### Exercise instructions
Omit all pictures. Copy the rest of the material exactly.

### Raw records
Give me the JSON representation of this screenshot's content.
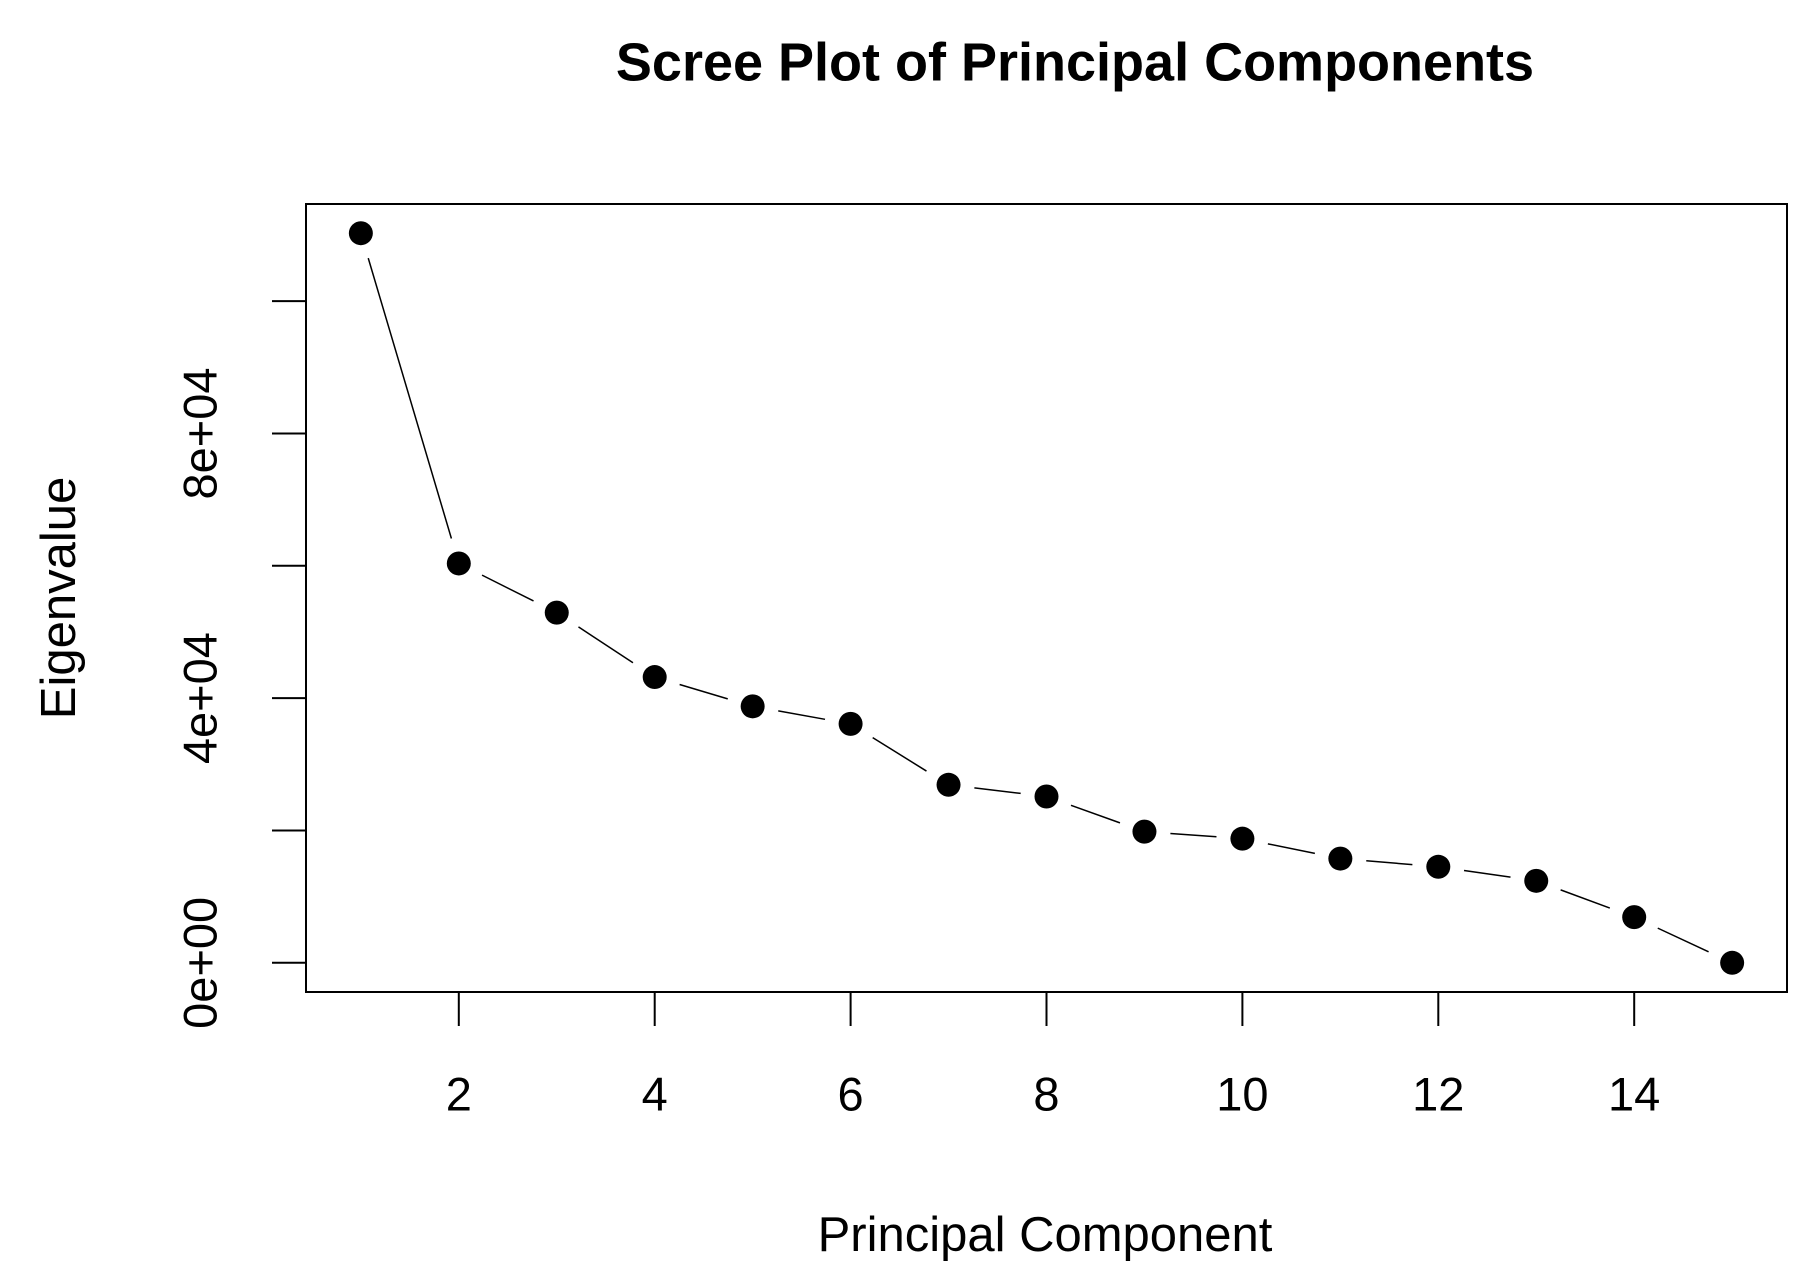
{
  "chart_data": {
    "type": "line",
    "title": "Scree Plot of Principal Components",
    "x_label": "Principal Component",
    "y_label": "Eigenvalue",
    "x": [
      1,
      2,
      3,
      4,
      5,
      6,
      7,
      8,
      9,
      10,
      11,
      12,
      13,
      14,
      15
    ],
    "series": [
      {
        "color": "#000000",
        "values": [
          110265,
          60354,
          52920,
          43186,
          38760,
          36106,
          26903,
          25133,
          19823,
          18761,
          15752,
          14513,
          12389,
          6903,
          0
        ]
      }
    ],
    "xlim": [
      0.44,
      15.56
    ],
    "ylim": [
      -4411,
      114676
    ],
    "xticks": [
      2,
      4,
      6,
      8,
      10,
      12,
      14
    ],
    "yticks": [
      {
        "value": 0,
        "label": "0e+00"
      },
      {
        "value": 40000,
        "label": "4e+04"
      },
      {
        "value": 80000,
        "label": "8e+04"
      }
    ],
    "ytick_marks": [
      20000,
      60000,
      100000
    ]
  }
}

### Result
Give me the JSON representation of this screenshot's content.
{
  "chart_data": {
    "type": "line",
    "title": "Scree Plot of Principal Components",
    "x_label": "Principal Component",
    "y_label": "Eigenvalue",
    "x": [
      1,
      2,
      3,
      4,
      5,
      6,
      7,
      8,
      9,
      10,
      11,
      12,
      13,
      14,
      15
    ],
    "series": [
      {
        "color": "#000000",
        "values": [
          110265,
          60354,
          52920,
          43186,
          38760,
          36106,
          26903,
          25133,
          19823,
          18761,
          15752,
          14513,
          12389,
          6903,
          0
        ]
      }
    ],
    "xlim": [
      0.44,
      15.56
    ],
    "ylim": [
      -4411,
      114676
    ],
    "xticks": [
      2,
      4,
      6,
      8,
      10,
      12,
      14
    ],
    "yticks": [
      {
        "value": 0,
        "label": "0e+00"
      },
      {
        "value": 40000,
        "label": "4e+04"
      },
      {
        "value": 80000,
        "label": "8e+04"
      }
    ],
    "ytick_marks": [
      20000,
      60000,
      100000
    ]
  }
}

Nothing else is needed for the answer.